(Entries from a visual dataset)
....
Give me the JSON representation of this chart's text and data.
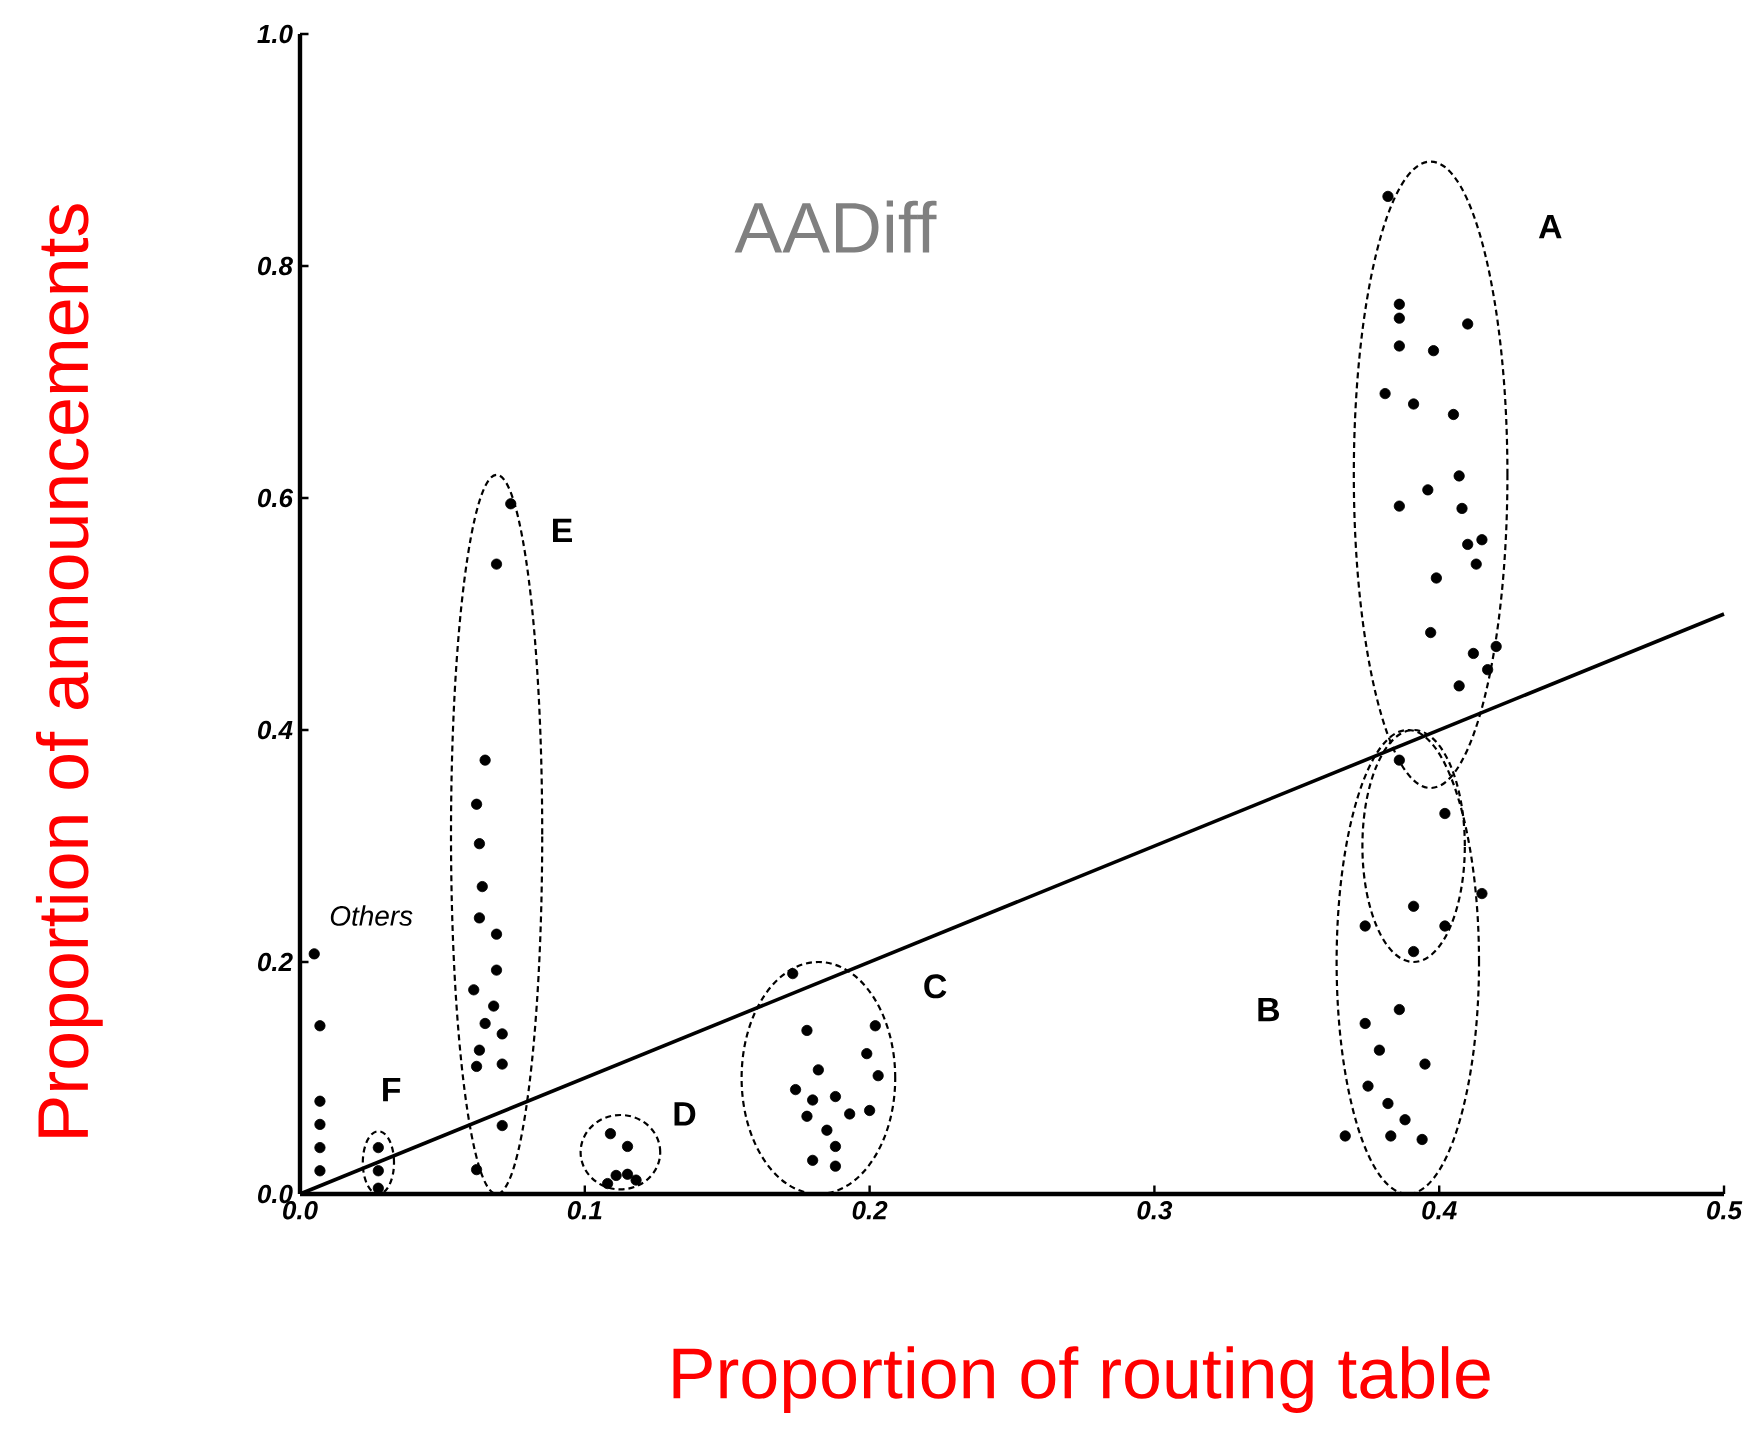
{
  "chart_data": {
    "type": "scatter",
    "title": "AADiff",
    "xlabel": "Proportion of routing table",
    "ylabel": "Proportion of announcements",
    "xlim": [
      0,
      0.5
    ],
    "ylim": [
      0,
      1.0
    ],
    "xticks": [
      {
        "value": 0,
        "label": "0.0"
      },
      0.1,
      0.2,
      0.3,
      0.4,
      0.5
    ],
    "yticks": [
      {
        "value": 0,
        "label": "0.0"
      },
      0.2,
      0.4,
      0.6,
      0.8,
      {
        "value": 1.0,
        "label": "1.0"
      }
    ],
    "grid": false,
    "marker": "circle",
    "series": [
      {
        "color": "#000000",
        "x": [
          0.074,
          0.069,
          0.065,
          0.062,
          0.063,
          0.064,
          0.063,
          0.069,
          0.069,
          0.061,
          0.068,
          0.065,
          0.071,
          0.063,
          0.071,
          0.062,
          0.071,
          0.062,
          0.005,
          0.007,
          0.007,
          0.007,
          0.007,
          0.007,
          0.0275,
          0.0275,
          0.0275,
          0.382,
          0.386,
          0.386,
          0.41,
          0.386,
          0.398,
          0.381,
          0.391,
          0.405,
          0.407,
          0.396,
          0.386,
          0.408,
          0.41,
          0.415,
          0.413,
          0.399,
          0.397,
          0.412,
          0.42,
          0.417,
          0.407,
          0.386,
          0.402,
          0.415,
          0.391,
          0.402,
          0.374,
          0.391,
          0.386,
          0.374,
          0.379,
          0.395,
          0.375,
          0.382,
          0.388,
          0.383,
          0.394,
          0.367,
          0.109,
          0.115,
          0.111,
          0.115,
          0.108,
          0.118,
          0.173,
          0.178,
          0.202,
          0.199,
          0.203,
          0.182,
          0.174,
          0.18,
          0.188,
          0.193,
          0.2,
          0.178,
          0.185,
          0.188,
          0.18,
          0.188
        ],
        "values": [
          0.595,
          0.543,
          0.374,
          0.336,
          0.302,
          0.265,
          0.238,
          0.224,
          0.193,
          0.176,
          0.162,
          0.147,
          0.138,
          0.124,
          0.112,
          0.11,
          0.059,
          0.021,
          0.207,
          0.145,
          0.08,
          0.06,
          0.04,
          0.02,
          0.04,
          0.02,
          0.005,
          0.86,
          0.767,
          0.755,
          0.75,
          0.731,
          0.727,
          0.69,
          0.681,
          0.672,
          0.619,
          0.607,
          0.593,
          0.591,
          0.56,
          0.564,
          0.543,
          0.531,
          0.484,
          0.466,
          0.472,
          0.452,
          0.438,
          0.374,
          0.328,
          0.259,
          0.248,
          0.231,
          0.231,
          0.209,
          0.159,
          0.147,
          0.124,
          0.112,
          0.093,
          0.078,
          0.064,
          0.05,
          0.047,
          0.05,
          0.052,
          0.041,
          0.016,
          0.017,
          0.009,
          0.012,
          0.19,
          0.141,
          0.145,
          0.121,
          0.102,
          0.107,
          0.09,
          0.081,
          0.084,
          0.069,
          0.072,
          0.067,
          0.055,
          0.041,
          0.029,
          0.024
        ]
      },
      {
        "type": "line",
        "color": "#000000",
        "marker": "none",
        "x": [
          0,
          0.5
        ],
        "values": [
          0,
          0.5
        ]
      }
    ],
    "annotations": [
      "A",
      "B",
      "C",
      "D",
      "E",
      "F",
      "Others"
    ]
  }
}
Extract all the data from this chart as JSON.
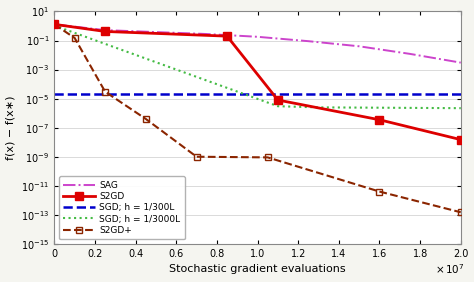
{
  "xlabel": "Stochastic gradient evaluations",
  "ylabel": "f(x) − f(x∗)",
  "xlim": [
    0,
    20000000.0
  ],
  "ylim": [
    1e-15,
    10
  ],
  "SAG": {
    "x": [
      0,
      2500000.0,
      5000000.0,
      7500000.0,
      10000000.0,
      12500000.0,
      15000000.0,
      17500000.0,
      20000000.0
    ],
    "y": [
      1.3,
      0.52,
      0.38,
      0.28,
      0.18,
      0.09,
      0.04,
      0.012,
      0.003
    ],
    "color": "#cc44cc",
    "linestyle": "-.",
    "linewidth": 1.4,
    "label": "SAG"
  },
  "S2GD": {
    "x": [
      0,
      2500000.0,
      8500000.0,
      11000000.0,
      16000000.0,
      20000000.0
    ],
    "y": [
      1.3,
      0.42,
      0.2,
      8e-06,
      3.5e-07,
      1.5e-08
    ],
    "color": "#dd0000",
    "linestyle": "-",
    "linewidth": 2.0,
    "marker": "s",
    "markersize": 6,
    "label": "S2GD"
  },
  "SGD_300": {
    "x": [
      0,
      20000000.0
    ],
    "y": [
      2e-05,
      2e-05
    ],
    "color": "#0000cc",
    "linestyle": "--",
    "linewidth": 1.8,
    "label": "SGD; h = 1/300L"
  },
  "SGD_3000": {
    "x": [
      0,
      500000.0,
      11000000.0,
      13000000.0,
      20000000.0
    ],
    "y": [
      1.3,
      0.6,
      3e-06,
      2.5e-06,
      2.2e-06
    ],
    "color": "#44bb44",
    "linestyle": ":",
    "linewidth": 1.5,
    "label": "SGD; h = 1/3000L"
  },
  "S2GDplus": {
    "x": [
      0,
      1000000.0,
      2500000.0,
      4500000.0,
      7000000.0,
      10500000.0,
      16000000.0,
      20000000.0
    ],
    "y": [
      1.3,
      0.15,
      3e-05,
      4e-07,
      1e-09,
      9e-10,
      4e-12,
      1.5e-13
    ],
    "color": "#8B2500",
    "linestyle": "--",
    "linewidth": 1.5,
    "marker": "s",
    "markersize": 5,
    "markerfacecolor": "none",
    "label": "S2GD+"
  },
  "background_color": "#f5f5f0",
  "grid_color": "#cccccc"
}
....
◆ **Given exercise**: Which lines include the word "xlabel"? List them all.

◆ **Answer**:
    "xlabel": "Proportion of routing table",
  "xlabel": "Stochastic gradient evaluations",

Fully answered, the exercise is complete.